**Task objective**. Can all of these lines be returned exactly?

## START Given data

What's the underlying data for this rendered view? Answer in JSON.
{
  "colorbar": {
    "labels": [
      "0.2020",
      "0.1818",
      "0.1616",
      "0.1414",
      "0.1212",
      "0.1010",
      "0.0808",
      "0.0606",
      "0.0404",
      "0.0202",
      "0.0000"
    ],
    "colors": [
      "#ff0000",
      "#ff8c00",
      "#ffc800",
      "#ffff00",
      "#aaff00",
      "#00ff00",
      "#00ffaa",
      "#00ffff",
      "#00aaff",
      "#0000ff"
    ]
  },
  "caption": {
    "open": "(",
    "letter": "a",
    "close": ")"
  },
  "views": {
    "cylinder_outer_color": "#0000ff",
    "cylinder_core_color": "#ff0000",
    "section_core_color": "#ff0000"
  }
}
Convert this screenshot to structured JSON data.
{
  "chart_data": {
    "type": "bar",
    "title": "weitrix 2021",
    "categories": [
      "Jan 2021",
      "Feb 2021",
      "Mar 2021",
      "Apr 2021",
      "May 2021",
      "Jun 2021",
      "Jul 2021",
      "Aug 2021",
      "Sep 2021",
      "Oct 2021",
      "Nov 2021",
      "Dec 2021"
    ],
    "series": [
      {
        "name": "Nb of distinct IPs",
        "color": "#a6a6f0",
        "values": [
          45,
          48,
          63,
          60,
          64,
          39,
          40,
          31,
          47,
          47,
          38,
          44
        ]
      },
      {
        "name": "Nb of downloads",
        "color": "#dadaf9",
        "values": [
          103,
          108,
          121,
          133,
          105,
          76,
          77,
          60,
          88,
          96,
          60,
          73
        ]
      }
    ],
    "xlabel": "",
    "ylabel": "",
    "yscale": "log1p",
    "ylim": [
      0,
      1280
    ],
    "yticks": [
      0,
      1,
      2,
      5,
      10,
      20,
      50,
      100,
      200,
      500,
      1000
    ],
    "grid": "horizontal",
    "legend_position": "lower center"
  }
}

## END Given data

**Solution to this problem**.
What's the underlying data for this rendered view? Answer in JSON.
{
  "colorbar": {
    "labels": [
      "0.2020",
      "0.1818",
      "0.1616",
      "0.1414",
      "0.1212",
      "0.1010",
      "0.0808",
      "0.0606",
      "0.0404",
      "0.0202",
      "0.0000"
    ],
    "colors": [
      "#ff0000",
      "#ff8c00",
      "#ffc800",
      "#ffff00",
      "#aaff00",
      "#00ff00",
      "#00ffaa",
      "#00ffff",
      "#00aaff",
      "#0000ff"
    ]
  },
  "caption": {
    "open": "(",
    "letter": "a",
    "close": ")"
  },
  "views": {
    "cylinder_outer_color": "#0000ff",
    "cylinder_core_color": "#ff0000",
    "section_core_color": "#ff0000"
  }
}
Convert this screenshot to structured JSON data.
{
  "chart_data": {
    "type": "bar",
    "title": "weitrix 2021",
    "categories": [
      "Jan 2021",
      "Feb 2021",
      "Mar 2021",
      "Apr 2021",
      "May 2021",
      "Jun 2021",
      "Jul 2021",
      "Aug 2021",
      "Sep 2021",
      "Oct 2021",
      "Nov 2021",
      "Dec 2021"
    ],
    "series": [
      {
        "name": "Nb of distinct IPs",
        "color": "#a6a6f0",
        "values": [
          45,
          48,
          63,
          60,
          64,
          39,
          40,
          31,
          47,
          47,
          38,
          44
        ]
      },
      {
        "name": "Nb of downloads",
        "color": "#dadaf9",
        "values": [
          103,
          108,
          121,
          133,
          105,
          76,
          77,
          60,
          88,
          96,
          60,
          73
        ]
      }
    ],
    "xlabel": "",
    "ylabel": "",
    "yscale": "log1p",
    "ylim": [
      0,
      1280
    ],
    "yticks": [
      0,
      1,
      2,
      5,
      10,
      20,
      50,
      100,
      200,
      500,
      1000
    ],
    "grid": "horizontal",
    "legend_position": "lower center"
  }
}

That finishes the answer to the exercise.